CHALLENGE – Copy out all the records exactly.

--- Start of INFORMATION SHOWN ---

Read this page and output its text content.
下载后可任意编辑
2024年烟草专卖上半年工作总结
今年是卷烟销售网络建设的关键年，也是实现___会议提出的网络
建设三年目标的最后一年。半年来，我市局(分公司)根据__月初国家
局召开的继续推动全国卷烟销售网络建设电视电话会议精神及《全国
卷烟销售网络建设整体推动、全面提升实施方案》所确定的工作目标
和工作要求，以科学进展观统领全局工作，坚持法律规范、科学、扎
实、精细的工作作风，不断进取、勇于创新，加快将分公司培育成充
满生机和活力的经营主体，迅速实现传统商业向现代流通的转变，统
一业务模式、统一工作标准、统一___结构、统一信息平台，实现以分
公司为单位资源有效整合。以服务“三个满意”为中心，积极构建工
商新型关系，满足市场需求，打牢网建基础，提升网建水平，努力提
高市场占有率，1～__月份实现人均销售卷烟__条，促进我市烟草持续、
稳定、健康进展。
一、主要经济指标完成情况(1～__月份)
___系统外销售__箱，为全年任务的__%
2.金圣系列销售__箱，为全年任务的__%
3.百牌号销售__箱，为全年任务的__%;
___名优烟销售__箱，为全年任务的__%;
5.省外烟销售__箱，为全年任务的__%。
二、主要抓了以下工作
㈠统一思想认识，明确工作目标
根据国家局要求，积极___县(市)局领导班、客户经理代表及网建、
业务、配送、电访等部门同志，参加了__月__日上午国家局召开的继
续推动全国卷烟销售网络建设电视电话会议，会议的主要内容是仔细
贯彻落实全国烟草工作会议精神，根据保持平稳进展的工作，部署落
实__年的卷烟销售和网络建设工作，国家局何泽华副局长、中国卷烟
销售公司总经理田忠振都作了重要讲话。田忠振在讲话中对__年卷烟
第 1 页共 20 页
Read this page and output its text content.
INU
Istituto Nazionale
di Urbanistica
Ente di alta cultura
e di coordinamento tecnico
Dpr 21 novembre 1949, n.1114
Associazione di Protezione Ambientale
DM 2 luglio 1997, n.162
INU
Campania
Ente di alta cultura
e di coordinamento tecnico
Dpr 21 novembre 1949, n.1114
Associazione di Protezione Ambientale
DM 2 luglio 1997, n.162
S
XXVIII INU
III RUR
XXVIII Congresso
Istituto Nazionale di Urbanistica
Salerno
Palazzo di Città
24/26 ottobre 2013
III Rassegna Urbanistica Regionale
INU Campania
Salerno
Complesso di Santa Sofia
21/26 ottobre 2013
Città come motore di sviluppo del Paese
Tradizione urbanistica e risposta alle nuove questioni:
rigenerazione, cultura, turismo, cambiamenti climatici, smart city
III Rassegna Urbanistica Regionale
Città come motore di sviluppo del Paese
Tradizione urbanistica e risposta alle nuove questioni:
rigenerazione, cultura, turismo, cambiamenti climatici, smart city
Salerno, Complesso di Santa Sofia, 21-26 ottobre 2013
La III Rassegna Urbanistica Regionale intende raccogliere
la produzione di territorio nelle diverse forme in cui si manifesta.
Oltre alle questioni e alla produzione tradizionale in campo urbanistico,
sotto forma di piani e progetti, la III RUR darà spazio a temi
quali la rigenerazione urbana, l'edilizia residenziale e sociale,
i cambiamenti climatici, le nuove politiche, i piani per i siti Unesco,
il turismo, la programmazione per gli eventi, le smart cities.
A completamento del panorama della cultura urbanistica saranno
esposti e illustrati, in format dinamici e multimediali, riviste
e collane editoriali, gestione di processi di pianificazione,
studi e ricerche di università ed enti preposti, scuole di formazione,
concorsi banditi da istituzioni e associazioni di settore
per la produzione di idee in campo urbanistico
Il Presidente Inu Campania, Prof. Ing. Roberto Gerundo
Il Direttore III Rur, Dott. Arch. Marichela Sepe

--- End of INFORMATION SHOWN ---

RESULT FOR THIS TASK –
Read this page and output its text content.
下载后可任意编辑
2024年烟草专卖上半年工作总结
今年是卷烟销售网络建设的关键年，也是实现___会议提出的网络
建设三年目标的最后一年。半年来，我市局(分公司)根据__月初国家
局召开的继续推动全国卷烟销售网络建设电视电话会议精神及《全国
卷烟销售网络建设整体推动、全面提升实施方案》所确定的工作目标
和工作要求，以科学进展观统领全局工作，坚持法律规范、科学、扎
实、精细的工作作风，不断进取、勇于创新，加快将分公司培育成充
满生机和活力的经营主体，迅速实现传统商业向现代流通的转变，统
一业务模式、统一工作标准、统一___结构、统一信息平台，实现以分
公司为单位资源有效整合。以服务“三个满意”为中心，积极构建工
商新型关系，满足市场需求，打牢网建基础，提升网建水平，努力提
高市场占有率，1～__月份实现人均销售卷烟__条，促进我市烟草持续、
稳定、健康进展。
一、主要经济指标完成情况(1～__月份)
___系统外销售__箱，为全年任务的__%
2.金圣系列销售__箱，为全年任务的__%
3.百牌号销售__箱，为全年任务的__%;
___名优烟销售__箱，为全年任务的__%;
5.省外烟销售__箱，为全年任务的__%。
二、主要抓了以下工作
㈠统一思想认识，明确工作目标
根据国家局要求，积极___县(市)局领导班、客户经理代表及网建、
业务、配送、电访等部门同志，参加了__月__日上午国家局召开的继
续推动全国卷烟销售网络建设电视电话会议，会议的主要内容是仔细
贯彻落实全国烟草工作会议精神，根据保持平稳进展的工作，部署落
实__年的卷烟销售和网络建设工作，国家局何泽华副局长、中国卷烟
销售公司总经理田忠振都作了重要讲话。田忠振在讲话中对__年卷烟
第 1 页共 20 页
Read this page and output its text content.
INU
Istituto Nazionale
di Urbanistica
Ente di alta cultura
e di coordinamento tecnico
Dpr 21 novembre 1949, n.1114
Associazione di Protezione Ambientale
DM 2 luglio 1997, n.162
INU
Campania
Ente di alta cultura
e di coordinamento tecnico
Dpr 21 novembre 1949, n.1114
Associazione di Protezione Ambientale
DM 2 luglio 1997, n.162
S
XXVIII INU
III RUR
XXVIII Congresso
Istituto Nazionale di Urbanistica
Salerno
Palazzo di Città
24/26 ottobre 2013
III Rassegna Urbanistica Regionale
INU Campania
Salerno
Complesso di Santa Sofia
21/26 ottobre 2013
Città come motore di sviluppo del Paese
Tradizione urbanistica e risposta alle nuove questioni:
rigenerazione, cultura, turismo, cambiamenti climatici, smart city
III Rassegna Urbanistica Regionale
Città come motore di sviluppo del Paese
Tradizione urbanistica e risposta alle nuove questioni:
rigenerazione, cultura, turismo, cambiamenti climatici, smart city
Salerno, Complesso di Santa Sofia, 21-26 ottobre 2013
La III Rassegna Urbanistica Regionale intende raccogliere
la produzione di territorio nelle diverse forme in cui si manifesta.
Oltre alle questioni e alla produzione tradizionale in campo urbanistico,
sotto forma di piani e progetti, la III RUR darà spazio a temi
quali la rigenerazione urbana, l'edilizia residenziale e sociale,
i cambiamenti climatici, le nuove politiche, i piani per i siti Unesco,
il turismo, la programmazione per gli eventi, le smart cities.
A completamento del panorama della cultura urbanistica saranno
esposti e illustrati, in format dinamici e multimediali, riviste
e collane editoriali, gestione di processi di pianificazione,
studi e ricerche di università ed enti preposti, scuole di formazione,
concorsi banditi da istituzioni e associazioni di settore
per la produzione di idee in campo urbanistico
Il Presidente Inu Campania, Prof. Ing. Roberto Gerundo
Il Direttore III Rur, Dott. Arch. Marichela Sepe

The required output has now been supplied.